*WRITTEN PROBLEM A:* Copy out the listing verbatim, from the line containing "annotate this image: element" down to the line containing "treatment-label: EGF (191, 640, 210, 650)", including both of those lines.

*EXTRACT TO READ:*
☆ ☆ ☆ ☆
DP how old you are?  My old boss had a PhD in Neuroscience from UC Berkley, and another from University of Chicago.  Ran the science department @ Case Western here in Cleveland...until he bought a strip club.


Good to see you & so many others here.


----------



## dr pangloss (Dec 17, 2009)

hardly krishna said:


> DP how old you are? My old boss had a PhD in Neuroscience from UC Berkley, and another from University of Chicago. Ran the science department @ Case Western here in Cleveland...until he bought a strip club.
> 
> 
> Good to see you & so many others here.


 

lol.  that's a great story.  Actually Story Landis ran the neuroscience program at Case until she took the job as head of NINDS.

Small world.

I'm in my 40s though.  Story is old.


----------



## hardly krishna (Dec 17, 2009)

dr pangloss said:


> lol.  that's a great story.  Actually Story Landis ran the neuroscience program at Case until she took the job as head of NINDS.
> 
> Small world.
> 
> I'm in my 40s though.  Story is old.


haha, do you know David Shapiro??


----------



## juggernaut (Dec 17, 2009)

no but he's great friends with dr. kevorkian.


----------



## hardly krishna (Dec 17, 2009)

juggernaut said:


> no but he's great friends with dr. kevorkian.


if he could introduce me that'd be great, I plan on my life peaking @ 36..so lets set up the consultation anytime around there.


----------



## juggernaut (Dec 17, 2009)

I'll end you for 50 bucks and a jug of casein.


----------
☆ ☆ ☆ ☆
*GIVEN RECORDS:*
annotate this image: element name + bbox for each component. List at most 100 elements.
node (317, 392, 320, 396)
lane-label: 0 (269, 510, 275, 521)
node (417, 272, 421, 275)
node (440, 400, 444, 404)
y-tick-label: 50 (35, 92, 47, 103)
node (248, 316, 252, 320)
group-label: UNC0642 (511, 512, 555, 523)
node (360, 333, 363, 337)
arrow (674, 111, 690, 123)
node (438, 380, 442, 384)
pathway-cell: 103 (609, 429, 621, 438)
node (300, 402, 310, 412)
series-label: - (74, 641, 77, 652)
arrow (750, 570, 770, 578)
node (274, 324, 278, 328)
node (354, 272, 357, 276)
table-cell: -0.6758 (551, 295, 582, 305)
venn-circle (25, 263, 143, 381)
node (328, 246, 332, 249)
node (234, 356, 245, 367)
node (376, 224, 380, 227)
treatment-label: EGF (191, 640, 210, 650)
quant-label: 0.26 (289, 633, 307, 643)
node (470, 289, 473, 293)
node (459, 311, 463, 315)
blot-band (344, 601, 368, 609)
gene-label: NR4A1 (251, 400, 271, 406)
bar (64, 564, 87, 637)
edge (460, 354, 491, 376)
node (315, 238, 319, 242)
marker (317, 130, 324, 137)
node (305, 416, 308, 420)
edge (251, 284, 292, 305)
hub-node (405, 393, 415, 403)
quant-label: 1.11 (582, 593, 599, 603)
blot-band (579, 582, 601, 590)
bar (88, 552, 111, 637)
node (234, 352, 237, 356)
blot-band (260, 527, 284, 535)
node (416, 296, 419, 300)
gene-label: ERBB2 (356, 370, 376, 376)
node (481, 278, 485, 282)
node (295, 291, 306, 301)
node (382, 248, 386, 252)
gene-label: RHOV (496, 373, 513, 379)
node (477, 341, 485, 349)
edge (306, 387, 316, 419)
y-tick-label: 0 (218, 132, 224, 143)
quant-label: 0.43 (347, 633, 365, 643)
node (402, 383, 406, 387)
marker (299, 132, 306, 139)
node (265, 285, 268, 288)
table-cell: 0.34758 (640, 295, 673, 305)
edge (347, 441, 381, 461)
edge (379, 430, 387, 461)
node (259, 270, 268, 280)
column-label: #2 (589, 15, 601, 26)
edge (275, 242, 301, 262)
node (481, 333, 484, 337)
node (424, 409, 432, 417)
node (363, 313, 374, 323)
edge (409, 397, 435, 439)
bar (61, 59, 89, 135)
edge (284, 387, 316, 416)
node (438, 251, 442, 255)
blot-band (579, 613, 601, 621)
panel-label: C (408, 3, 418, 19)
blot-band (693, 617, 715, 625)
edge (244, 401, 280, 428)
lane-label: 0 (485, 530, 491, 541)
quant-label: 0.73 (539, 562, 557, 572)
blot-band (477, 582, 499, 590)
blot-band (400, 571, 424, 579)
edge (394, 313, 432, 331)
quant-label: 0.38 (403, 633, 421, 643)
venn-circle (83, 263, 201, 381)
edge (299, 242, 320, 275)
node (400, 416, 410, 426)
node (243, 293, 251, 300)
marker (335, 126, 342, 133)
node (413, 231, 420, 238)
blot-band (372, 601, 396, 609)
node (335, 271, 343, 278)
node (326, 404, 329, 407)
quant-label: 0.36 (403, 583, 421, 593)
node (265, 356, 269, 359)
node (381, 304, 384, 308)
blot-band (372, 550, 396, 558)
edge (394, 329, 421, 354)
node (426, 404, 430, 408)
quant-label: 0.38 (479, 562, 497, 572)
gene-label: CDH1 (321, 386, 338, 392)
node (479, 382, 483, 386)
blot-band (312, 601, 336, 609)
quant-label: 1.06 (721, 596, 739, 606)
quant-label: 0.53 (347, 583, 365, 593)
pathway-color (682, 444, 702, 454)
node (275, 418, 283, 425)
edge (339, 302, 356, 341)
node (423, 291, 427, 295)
☆ ☆ ☆ ☆
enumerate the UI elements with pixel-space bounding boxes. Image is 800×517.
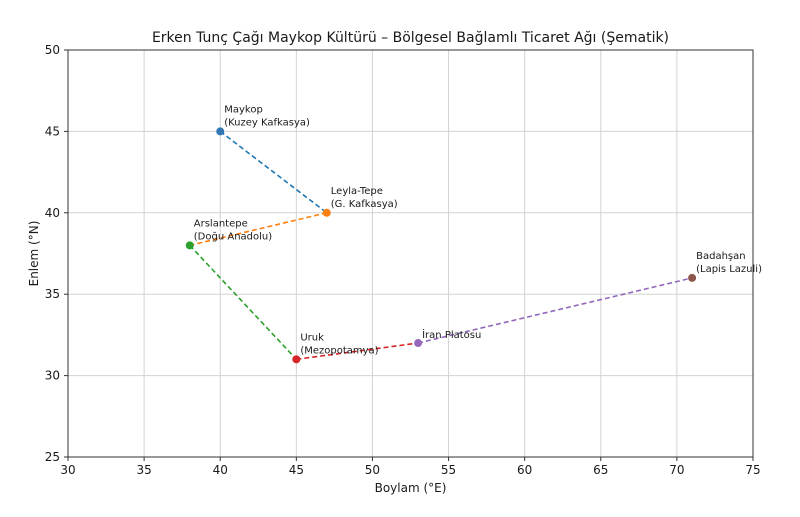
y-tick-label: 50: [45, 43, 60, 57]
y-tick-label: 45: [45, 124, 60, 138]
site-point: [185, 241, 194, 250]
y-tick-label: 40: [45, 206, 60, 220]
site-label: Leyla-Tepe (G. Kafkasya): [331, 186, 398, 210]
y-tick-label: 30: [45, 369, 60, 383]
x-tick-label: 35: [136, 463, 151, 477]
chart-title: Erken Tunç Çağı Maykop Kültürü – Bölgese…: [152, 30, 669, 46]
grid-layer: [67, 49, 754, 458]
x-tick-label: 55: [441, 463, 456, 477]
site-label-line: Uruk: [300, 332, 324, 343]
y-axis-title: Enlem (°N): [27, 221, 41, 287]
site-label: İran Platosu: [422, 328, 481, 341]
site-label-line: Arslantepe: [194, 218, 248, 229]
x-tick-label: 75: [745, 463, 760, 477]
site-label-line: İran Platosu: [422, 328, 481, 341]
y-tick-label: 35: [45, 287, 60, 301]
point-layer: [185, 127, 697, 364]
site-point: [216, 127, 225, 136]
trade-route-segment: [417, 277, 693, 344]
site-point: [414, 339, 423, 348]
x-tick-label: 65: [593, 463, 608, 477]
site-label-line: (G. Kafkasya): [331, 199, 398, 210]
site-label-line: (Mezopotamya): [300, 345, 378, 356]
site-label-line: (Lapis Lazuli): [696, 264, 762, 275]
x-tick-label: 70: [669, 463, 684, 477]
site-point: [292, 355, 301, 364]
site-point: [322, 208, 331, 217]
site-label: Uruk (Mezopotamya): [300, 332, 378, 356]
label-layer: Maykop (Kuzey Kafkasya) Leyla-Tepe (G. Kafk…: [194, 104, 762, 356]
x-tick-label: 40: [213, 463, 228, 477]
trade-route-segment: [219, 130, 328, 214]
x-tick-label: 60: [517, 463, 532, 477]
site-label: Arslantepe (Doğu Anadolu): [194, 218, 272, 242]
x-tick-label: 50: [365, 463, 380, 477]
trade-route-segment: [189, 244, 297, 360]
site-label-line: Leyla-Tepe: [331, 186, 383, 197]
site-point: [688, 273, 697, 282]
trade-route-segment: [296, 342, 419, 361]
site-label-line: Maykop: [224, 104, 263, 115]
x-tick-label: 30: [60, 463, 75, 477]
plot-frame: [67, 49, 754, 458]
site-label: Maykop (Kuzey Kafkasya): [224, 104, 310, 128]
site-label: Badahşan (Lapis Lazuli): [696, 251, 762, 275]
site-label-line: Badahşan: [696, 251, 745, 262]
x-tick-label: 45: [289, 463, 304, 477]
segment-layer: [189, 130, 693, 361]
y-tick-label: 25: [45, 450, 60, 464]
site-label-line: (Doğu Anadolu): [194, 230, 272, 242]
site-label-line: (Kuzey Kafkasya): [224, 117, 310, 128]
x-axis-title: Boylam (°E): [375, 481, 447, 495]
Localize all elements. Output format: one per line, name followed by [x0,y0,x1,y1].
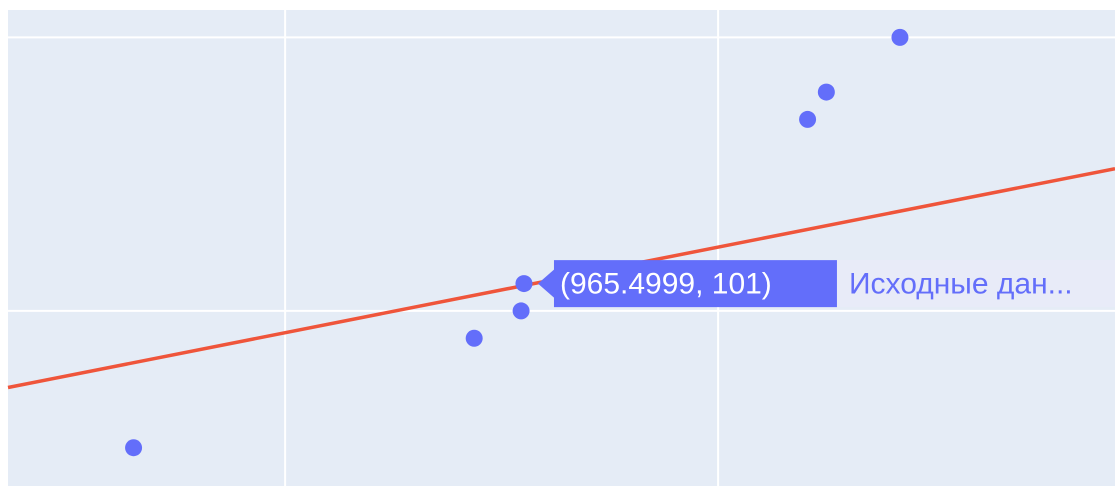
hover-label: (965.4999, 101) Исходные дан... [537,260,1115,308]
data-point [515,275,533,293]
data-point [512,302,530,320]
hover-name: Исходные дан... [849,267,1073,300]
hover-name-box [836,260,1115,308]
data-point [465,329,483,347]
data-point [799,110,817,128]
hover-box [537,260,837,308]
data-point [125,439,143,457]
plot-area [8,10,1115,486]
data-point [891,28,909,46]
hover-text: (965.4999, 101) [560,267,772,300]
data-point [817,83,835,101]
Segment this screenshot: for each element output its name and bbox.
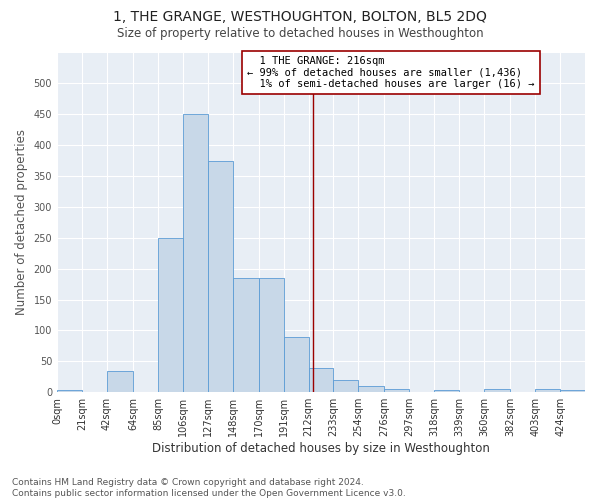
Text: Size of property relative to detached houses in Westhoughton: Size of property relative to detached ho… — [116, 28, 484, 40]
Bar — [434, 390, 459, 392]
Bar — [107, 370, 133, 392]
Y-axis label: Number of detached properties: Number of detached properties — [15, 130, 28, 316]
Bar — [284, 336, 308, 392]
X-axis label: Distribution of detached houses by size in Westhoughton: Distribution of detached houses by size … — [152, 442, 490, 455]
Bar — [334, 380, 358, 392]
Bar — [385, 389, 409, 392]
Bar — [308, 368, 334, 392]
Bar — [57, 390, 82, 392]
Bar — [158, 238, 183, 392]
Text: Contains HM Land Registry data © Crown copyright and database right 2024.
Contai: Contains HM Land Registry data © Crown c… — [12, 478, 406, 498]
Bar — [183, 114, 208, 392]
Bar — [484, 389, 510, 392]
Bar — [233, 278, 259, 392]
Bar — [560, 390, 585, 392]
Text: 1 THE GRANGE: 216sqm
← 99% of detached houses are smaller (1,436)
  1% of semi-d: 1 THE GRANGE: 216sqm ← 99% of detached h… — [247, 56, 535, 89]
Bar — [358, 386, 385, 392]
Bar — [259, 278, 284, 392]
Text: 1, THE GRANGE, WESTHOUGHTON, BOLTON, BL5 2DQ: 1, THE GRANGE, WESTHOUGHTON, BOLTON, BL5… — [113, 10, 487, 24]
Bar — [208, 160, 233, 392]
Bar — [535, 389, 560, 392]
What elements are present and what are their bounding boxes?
☆ ☆ ☆ ☆
*WRITTEN PROBLEM B:* According to the forum thread, who ran the neuroscience program at Case before taking the job as head of NINDS?

*WRITTEN RESPONSE A:*
annotate this image: element name + bbox for each component. List at most 100 elements.
node (317, 392, 320, 396)
lane-label: 0 (269, 510, 275, 521)
node (417, 272, 421, 275)
node (440, 400, 444, 404)
y-tick-label: 50 (35, 92, 47, 103)
node (248, 316, 252, 320)
group-label: UNC0642 (511, 512, 555, 523)
node (360, 333, 363, 337)
arrow (674, 111, 690, 123)
node (438, 380, 442, 384)
pathway-cell: 103 (609, 429, 621, 438)
node (300, 402, 310, 412)
series-label: - (74, 641, 77, 652)
arrow (750, 570, 770, 578)
node (274, 324, 278, 328)
node (354, 272, 357, 276)
table-cell: -0.6758 (551, 295, 582, 305)
venn-circle (25, 263, 143, 381)
node (328, 246, 332, 249)
node (234, 356, 245, 367)
node (376, 224, 380, 227)
treatment-label: EGF (191, 640, 210, 650)

*WRITTEN RESPONSE B:* Story Landis